* begin Exercise inputs *

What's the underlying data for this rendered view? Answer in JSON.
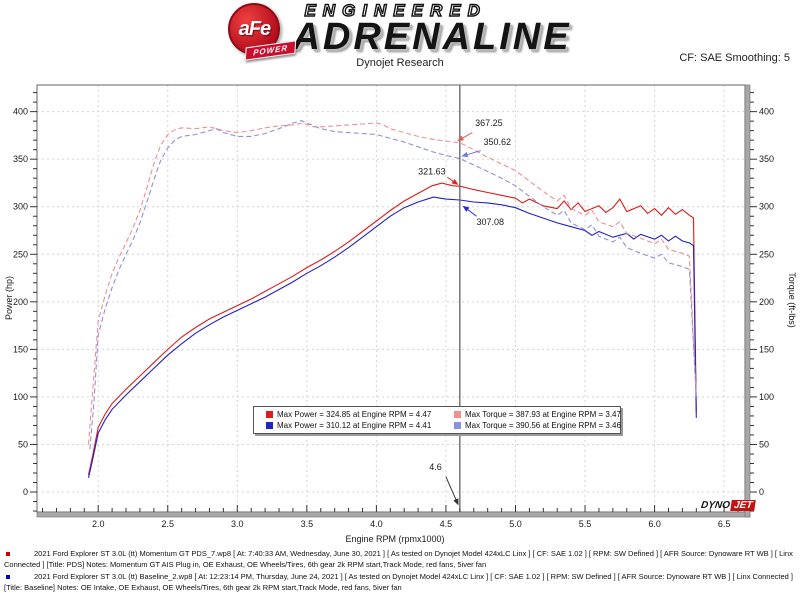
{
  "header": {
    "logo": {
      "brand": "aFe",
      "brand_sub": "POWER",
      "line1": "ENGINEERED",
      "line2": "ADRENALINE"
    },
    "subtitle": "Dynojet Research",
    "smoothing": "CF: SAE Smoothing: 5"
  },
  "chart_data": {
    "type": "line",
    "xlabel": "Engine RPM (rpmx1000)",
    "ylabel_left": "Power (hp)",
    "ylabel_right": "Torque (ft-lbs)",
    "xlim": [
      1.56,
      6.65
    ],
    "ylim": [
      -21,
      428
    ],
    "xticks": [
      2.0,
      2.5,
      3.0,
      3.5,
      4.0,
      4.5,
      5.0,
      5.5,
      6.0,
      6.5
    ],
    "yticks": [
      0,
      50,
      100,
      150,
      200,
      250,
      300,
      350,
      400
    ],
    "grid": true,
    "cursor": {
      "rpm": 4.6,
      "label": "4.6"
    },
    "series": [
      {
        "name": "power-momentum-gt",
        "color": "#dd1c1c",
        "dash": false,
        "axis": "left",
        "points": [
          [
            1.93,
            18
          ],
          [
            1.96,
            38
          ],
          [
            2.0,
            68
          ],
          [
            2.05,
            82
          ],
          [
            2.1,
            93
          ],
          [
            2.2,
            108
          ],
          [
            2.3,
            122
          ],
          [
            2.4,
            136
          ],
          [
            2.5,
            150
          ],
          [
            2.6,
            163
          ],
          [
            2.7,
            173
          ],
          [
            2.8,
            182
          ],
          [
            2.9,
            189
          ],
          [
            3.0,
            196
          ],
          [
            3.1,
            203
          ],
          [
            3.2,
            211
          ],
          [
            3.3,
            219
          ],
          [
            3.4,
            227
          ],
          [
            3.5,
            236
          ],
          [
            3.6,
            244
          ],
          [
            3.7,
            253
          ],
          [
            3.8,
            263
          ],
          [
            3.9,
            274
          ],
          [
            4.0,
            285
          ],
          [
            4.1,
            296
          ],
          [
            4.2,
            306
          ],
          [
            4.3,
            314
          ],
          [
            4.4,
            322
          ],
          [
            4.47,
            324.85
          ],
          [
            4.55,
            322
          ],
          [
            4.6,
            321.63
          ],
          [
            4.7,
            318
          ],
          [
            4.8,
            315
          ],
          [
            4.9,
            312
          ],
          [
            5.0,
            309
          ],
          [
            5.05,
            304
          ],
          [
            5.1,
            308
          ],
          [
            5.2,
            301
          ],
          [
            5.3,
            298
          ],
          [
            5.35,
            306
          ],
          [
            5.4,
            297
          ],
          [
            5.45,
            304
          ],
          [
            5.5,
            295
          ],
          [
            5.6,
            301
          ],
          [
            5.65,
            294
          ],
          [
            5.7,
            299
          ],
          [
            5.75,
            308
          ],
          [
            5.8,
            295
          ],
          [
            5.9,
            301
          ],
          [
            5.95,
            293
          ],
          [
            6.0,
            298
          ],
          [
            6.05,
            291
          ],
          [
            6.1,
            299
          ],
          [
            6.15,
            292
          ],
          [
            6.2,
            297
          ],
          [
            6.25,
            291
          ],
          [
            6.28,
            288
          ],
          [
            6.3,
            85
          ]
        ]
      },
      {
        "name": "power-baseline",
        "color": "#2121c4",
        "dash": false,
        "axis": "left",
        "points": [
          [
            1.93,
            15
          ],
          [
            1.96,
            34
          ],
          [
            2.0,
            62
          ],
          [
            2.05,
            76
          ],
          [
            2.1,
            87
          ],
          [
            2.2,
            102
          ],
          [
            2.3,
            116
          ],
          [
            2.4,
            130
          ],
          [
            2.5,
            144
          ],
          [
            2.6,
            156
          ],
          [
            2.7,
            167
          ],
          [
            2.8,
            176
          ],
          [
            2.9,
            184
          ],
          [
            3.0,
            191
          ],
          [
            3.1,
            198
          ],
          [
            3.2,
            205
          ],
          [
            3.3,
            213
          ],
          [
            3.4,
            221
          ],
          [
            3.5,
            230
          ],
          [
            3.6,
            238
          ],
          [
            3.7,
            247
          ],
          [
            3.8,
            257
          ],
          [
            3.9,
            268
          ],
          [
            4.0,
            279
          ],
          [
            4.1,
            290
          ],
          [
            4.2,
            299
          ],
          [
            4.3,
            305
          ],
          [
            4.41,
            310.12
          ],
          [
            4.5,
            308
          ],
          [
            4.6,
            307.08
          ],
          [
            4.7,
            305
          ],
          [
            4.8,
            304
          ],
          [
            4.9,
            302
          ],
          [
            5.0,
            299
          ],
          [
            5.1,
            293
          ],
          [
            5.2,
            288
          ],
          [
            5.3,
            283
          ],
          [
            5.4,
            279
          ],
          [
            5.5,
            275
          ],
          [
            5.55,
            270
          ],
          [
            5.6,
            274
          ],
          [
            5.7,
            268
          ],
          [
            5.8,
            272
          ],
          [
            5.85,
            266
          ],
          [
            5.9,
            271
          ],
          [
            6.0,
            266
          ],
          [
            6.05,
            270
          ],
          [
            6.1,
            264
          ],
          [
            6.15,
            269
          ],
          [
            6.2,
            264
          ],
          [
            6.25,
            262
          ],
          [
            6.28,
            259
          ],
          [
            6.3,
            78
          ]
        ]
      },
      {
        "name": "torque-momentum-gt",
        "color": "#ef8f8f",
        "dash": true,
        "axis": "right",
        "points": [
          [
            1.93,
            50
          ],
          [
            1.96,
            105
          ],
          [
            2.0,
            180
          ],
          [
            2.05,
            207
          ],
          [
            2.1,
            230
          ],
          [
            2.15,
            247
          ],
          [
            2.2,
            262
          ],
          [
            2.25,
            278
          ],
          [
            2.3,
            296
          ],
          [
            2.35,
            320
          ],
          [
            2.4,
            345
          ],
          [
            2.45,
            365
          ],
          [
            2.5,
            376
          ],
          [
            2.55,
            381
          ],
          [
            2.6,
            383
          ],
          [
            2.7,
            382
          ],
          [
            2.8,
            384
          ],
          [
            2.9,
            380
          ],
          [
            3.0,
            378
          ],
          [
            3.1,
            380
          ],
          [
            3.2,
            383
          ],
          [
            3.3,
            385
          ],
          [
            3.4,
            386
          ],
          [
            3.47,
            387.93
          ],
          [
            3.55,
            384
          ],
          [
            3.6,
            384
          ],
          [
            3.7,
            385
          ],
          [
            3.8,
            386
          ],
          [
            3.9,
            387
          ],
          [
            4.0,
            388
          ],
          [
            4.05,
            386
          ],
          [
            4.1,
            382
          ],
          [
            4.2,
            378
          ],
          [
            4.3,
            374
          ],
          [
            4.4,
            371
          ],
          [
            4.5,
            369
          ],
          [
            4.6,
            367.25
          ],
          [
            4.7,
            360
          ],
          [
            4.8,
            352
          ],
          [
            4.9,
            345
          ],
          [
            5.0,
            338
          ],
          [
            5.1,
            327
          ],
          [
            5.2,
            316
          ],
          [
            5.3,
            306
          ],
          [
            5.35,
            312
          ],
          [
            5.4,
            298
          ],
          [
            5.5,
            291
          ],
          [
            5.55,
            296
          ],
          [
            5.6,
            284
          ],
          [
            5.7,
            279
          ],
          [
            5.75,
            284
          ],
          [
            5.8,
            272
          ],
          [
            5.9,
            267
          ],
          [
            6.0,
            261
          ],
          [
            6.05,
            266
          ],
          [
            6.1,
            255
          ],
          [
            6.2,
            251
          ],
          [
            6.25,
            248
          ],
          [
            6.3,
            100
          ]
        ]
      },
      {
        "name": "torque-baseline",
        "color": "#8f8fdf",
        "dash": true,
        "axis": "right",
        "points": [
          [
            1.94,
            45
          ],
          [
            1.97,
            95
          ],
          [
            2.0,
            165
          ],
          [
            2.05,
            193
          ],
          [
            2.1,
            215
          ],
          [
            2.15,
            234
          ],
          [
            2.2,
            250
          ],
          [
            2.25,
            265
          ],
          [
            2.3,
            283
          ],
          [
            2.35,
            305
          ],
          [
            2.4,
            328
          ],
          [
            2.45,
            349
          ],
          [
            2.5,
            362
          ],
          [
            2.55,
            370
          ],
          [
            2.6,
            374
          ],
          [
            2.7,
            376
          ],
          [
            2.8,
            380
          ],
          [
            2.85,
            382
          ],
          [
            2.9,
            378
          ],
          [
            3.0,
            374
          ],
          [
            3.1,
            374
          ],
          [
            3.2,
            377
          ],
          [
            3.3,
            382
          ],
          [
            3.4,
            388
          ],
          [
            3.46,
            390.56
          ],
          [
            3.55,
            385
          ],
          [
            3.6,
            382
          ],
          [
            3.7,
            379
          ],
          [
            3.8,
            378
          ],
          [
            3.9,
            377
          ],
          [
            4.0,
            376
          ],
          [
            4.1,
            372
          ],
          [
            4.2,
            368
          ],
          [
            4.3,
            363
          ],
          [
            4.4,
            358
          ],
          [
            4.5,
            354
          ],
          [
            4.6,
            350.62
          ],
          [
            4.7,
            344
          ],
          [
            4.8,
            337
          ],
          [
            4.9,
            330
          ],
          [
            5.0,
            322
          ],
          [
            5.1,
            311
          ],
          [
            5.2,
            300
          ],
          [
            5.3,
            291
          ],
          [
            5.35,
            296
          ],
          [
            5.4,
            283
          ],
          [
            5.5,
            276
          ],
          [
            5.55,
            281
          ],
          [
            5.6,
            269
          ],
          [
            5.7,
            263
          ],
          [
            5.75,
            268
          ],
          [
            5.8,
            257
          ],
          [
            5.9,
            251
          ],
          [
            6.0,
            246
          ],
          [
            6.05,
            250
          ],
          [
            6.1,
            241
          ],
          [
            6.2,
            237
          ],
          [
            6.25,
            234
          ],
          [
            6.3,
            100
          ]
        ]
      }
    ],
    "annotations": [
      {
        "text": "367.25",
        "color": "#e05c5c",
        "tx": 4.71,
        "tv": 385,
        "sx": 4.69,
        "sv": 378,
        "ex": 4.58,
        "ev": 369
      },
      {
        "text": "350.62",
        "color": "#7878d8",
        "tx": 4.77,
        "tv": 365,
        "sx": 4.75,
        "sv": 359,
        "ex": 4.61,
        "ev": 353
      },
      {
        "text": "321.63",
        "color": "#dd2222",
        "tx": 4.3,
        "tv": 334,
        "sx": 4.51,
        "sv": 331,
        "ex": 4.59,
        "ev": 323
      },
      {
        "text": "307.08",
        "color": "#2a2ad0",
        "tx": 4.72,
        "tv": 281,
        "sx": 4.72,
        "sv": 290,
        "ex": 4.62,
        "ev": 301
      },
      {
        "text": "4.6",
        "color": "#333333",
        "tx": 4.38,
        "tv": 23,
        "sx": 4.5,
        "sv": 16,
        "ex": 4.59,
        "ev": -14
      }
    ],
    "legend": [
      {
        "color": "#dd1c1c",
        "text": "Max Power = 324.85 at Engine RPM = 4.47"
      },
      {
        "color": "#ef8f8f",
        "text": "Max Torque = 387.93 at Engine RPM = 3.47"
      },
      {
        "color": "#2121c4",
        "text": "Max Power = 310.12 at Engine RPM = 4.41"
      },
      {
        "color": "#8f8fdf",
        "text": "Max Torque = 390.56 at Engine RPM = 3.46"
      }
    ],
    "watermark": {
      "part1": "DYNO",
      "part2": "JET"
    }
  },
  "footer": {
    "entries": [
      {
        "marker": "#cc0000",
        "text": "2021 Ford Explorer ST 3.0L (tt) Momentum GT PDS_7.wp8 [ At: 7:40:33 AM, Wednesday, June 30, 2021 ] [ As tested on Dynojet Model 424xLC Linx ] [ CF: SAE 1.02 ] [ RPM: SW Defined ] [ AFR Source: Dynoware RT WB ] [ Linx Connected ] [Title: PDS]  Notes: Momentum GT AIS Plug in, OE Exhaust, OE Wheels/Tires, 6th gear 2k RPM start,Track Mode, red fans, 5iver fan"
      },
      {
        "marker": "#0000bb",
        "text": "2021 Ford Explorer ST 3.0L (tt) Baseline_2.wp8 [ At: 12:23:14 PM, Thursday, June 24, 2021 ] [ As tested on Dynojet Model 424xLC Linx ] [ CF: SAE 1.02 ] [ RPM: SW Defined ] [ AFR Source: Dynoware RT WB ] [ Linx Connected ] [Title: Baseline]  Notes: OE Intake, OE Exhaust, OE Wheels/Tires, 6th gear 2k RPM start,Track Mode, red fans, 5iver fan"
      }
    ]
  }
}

* end Exercise inputs *

Find the lines holding "fans" and list every one.

        "text": "2021 Ford Explorer ST 3.0L (tt) Momentum GT PDS_7.wp8 [ At: 7:40:33 AM, Wednesday, June 30, 2021 ] [ As tested on Dynojet Model 424xLC Linx ] [ CF: SAE 1.02 ] [ RPM: SW Defined ] [ AFR Source: Dynoware RT WB ] [ Linx Connected ] [Title: PDS]  Notes: Momentum GT AIS Plug in, OE Exhaust, OE Wheels/Tires, 6th gear 2k RPM start,Track Mode, red fans, 5iver fan"
        "text": "2021 Ford Explorer ST 3.0L (tt) Baseline_2.wp8 [ At: 12:23:14 PM, Thursday, June 24, 2021 ] [ As tested on Dynojet Model 424xLC Linx ] [ CF: SAE 1.02 ] [ RPM: SW Defined ] [ AFR Source: Dynoware RT WB ] [ Linx Connected ] [Title: Baseline]  Notes: OE Intake, OE Exhaust, OE Wheels/Tires, 6th gear 2k RPM start,Track Mode, red fans, 5iver fan"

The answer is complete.